- _WHAT YOU SHOULD DO_
Reproduce the material in full, unchanged.

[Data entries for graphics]
>> Begin
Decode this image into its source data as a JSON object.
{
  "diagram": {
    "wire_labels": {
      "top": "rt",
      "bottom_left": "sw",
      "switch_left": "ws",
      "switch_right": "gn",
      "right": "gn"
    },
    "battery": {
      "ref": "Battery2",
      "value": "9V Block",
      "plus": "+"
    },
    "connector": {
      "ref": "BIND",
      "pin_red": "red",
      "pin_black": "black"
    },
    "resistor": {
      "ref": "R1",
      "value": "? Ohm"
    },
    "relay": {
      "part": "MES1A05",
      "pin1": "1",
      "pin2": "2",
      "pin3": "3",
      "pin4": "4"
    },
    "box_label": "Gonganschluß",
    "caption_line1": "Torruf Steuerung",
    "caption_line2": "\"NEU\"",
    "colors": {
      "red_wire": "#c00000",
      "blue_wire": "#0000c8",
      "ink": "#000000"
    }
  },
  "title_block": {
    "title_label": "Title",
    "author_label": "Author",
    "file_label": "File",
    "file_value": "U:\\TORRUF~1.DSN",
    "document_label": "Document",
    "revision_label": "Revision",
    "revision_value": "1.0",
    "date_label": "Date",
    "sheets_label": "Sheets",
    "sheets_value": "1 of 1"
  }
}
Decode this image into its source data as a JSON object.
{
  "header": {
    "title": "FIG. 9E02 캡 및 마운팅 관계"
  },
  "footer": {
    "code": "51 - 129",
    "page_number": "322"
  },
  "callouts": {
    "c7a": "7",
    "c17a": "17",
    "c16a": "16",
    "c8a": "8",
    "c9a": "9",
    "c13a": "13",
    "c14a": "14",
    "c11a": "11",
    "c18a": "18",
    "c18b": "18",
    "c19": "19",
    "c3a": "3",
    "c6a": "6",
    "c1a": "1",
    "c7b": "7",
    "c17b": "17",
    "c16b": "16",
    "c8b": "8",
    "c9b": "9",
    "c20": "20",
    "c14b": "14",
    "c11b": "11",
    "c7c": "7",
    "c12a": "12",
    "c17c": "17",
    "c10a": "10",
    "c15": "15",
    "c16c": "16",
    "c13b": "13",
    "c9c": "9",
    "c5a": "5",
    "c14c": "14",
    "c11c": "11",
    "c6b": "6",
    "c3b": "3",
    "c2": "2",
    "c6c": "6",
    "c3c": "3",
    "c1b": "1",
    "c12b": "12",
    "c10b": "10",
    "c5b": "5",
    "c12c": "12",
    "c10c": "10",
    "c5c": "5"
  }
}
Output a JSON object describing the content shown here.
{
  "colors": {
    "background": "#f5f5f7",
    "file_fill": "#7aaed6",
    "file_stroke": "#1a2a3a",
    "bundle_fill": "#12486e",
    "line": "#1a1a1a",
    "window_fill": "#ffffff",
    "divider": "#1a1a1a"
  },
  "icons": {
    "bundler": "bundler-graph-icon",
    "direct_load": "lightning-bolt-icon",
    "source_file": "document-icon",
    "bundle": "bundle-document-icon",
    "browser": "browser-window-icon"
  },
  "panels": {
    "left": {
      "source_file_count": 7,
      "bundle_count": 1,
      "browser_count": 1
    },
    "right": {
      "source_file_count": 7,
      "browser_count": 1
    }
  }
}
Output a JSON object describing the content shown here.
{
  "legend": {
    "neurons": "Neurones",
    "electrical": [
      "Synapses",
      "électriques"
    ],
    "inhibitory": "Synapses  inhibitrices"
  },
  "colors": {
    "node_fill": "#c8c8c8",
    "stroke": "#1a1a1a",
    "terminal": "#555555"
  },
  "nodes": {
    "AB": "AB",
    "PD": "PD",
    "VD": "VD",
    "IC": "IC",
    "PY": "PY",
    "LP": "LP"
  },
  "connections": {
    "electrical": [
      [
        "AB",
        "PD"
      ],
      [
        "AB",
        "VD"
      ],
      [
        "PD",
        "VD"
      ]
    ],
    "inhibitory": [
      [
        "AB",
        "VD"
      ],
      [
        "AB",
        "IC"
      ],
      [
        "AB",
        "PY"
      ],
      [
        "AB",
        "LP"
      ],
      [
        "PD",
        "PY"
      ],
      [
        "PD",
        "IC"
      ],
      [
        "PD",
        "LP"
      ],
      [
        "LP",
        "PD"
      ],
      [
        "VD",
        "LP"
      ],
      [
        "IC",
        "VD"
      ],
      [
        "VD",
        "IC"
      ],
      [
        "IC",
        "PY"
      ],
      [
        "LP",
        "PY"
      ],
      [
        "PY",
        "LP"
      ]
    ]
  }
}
>> End
- _TASK SOLUTION_
Decode this image into its source data as a JSON object.
{
  "diagram": {
    "wire_labels": {
      "top": "rt",
      "bottom_left": "sw",
      "switch_left": "ws",
      "switch_right": "gn",
      "right": "gn"
    },
    "battery": {
      "ref": "Battery2",
      "value": "9V Block",
      "plus": "+"
    },
    "connector": {
      "ref": "BIND",
      "pin_red": "red",
      "pin_black": "black"
    },
    "resistor": {
      "ref": "R1",
      "value": "? Ohm"
    },
    "relay": {
      "part": "MES1A05",
      "pin1": "1",
      "pin2": "2",
      "pin3": "3",
      "pin4": "4"
    },
    "box_label": "Gonganschluß",
    "caption_line1": "Torruf Steuerung",
    "caption_line2": "\"NEU\"",
    "colors": {
      "red_wire": "#c00000",
      "blue_wire": "#0000c8",
      "ink": "#000000"
    }
  },
  "title_block": {
    "title_label": "Title",
    "author_label": "Author",
    "file_label": "File",
    "file_value": "U:\\TORRUF~1.DSN",
    "document_label": "Document",
    "revision_label": "Revision",
    "revision_value": "1.0",
    "date_label": "Date",
    "sheets_label": "Sheets",
    "sheets_value": "1 of 1"
  }
}
Decode this image into its source data as a JSON object.
{
  "header": {
    "title": "FIG. 9E02 캡 및 마운팅 관계"
  },
  "footer": {
    "code": "51 - 129",
    "page_number": "322"
  },
  "callouts": {
    "c7a": "7",
    "c17a": "17",
    "c16a": "16",
    "c8a": "8",
    "c9a": "9",
    "c13a": "13",
    "c14a": "14",
    "c11a": "11",
    "c18a": "18",
    "c18b": "18",
    "c19": "19",
    "c3a": "3",
    "c6a": "6",
    "c1a": "1",
    "c7b": "7",
    "c17b": "17",
    "c16b": "16",
    "c8b": "8",
    "c9b": "9",
    "c20": "20",
    "c14b": "14",
    "c11b": "11",
    "c7c": "7",
    "c12a": "12",
    "c17c": "17",
    "c10a": "10",
    "c15": "15",
    "c16c": "16",
    "c13b": "13",
    "c9c": "9",
    "c5a": "5",
    "c14c": "14",
    "c11c": "11",
    "c6b": "6",
    "c3b": "3",
    "c2": "2",
    "c6c": "6",
    "c3c": "3",
    "c1b": "1",
    "c12b": "12",
    "c10b": "10",
    "c5b": "5",
    "c12c": "12",
    "c10c": "10",
    "c5c": "5"
  }
}
Output a JSON object describing the content shown here.
{
  "colors": {
    "background": "#f5f5f7",
    "file_fill": "#7aaed6",
    "file_stroke": "#1a2a3a",
    "bundle_fill": "#12486e",
    "line": "#1a1a1a",
    "window_fill": "#ffffff",
    "divider": "#1a1a1a"
  },
  "icons": {
    "bundler": "bundler-graph-icon",
    "direct_load": "lightning-bolt-icon",
    "source_file": "document-icon",
    "bundle": "bundle-document-icon",
    "browser": "browser-window-icon"
  },
  "panels": {
    "left": {
      "source_file_count": 7,
      "bundle_count": 1,
      "browser_count": 1
    },
    "right": {
      "source_file_count": 7,
      "browser_count": 1
    }
  }
}
Output a JSON object describing the content shown here.
{
  "legend": {
    "neurons": "Neurones",
    "electrical": [
      "Synapses",
      "électriques"
    ],
    "inhibitory": "Synapses  inhibitrices"
  },
  "colors": {
    "node_fill": "#c8c8c8",
    "stroke": "#1a1a1a",
    "terminal": "#555555"
  },
  "nodes": {
    "AB": "AB",
    "PD": "PD",
    "VD": "VD",
    "IC": "IC",
    "PY": "PY",
    "LP": "LP"
  },
  "connections": {
    "electrical": [
      [
        "AB",
        "PD"
      ],
      [
        "AB",
        "VD"
      ],
      [
        "PD",
        "VD"
      ]
    ],
    "inhibitory": [
      [
        "AB",
        "VD"
      ],
      [
        "AB",
        "IC"
      ],
      [
        "AB",
        "PY"
      ],
      [
        "AB",
        "LP"
      ],
      [
        "PD",
        "PY"
      ],
      [
        "PD",
        "IC"
      ],
      [
        "PD",
        "LP"
      ],
      [
        "LP",
        "PD"
      ],
      [
        "VD",
        "LP"
      ],
      [
        "IC",
        "VD"
      ],
      [
        "VD",
        "IC"
      ],
      [
        "IC",
        "PY"
      ],
      [
        "LP",
        "PY"
      ],
      [
        "PY",
        "LP"
      ]
    ]
  }
}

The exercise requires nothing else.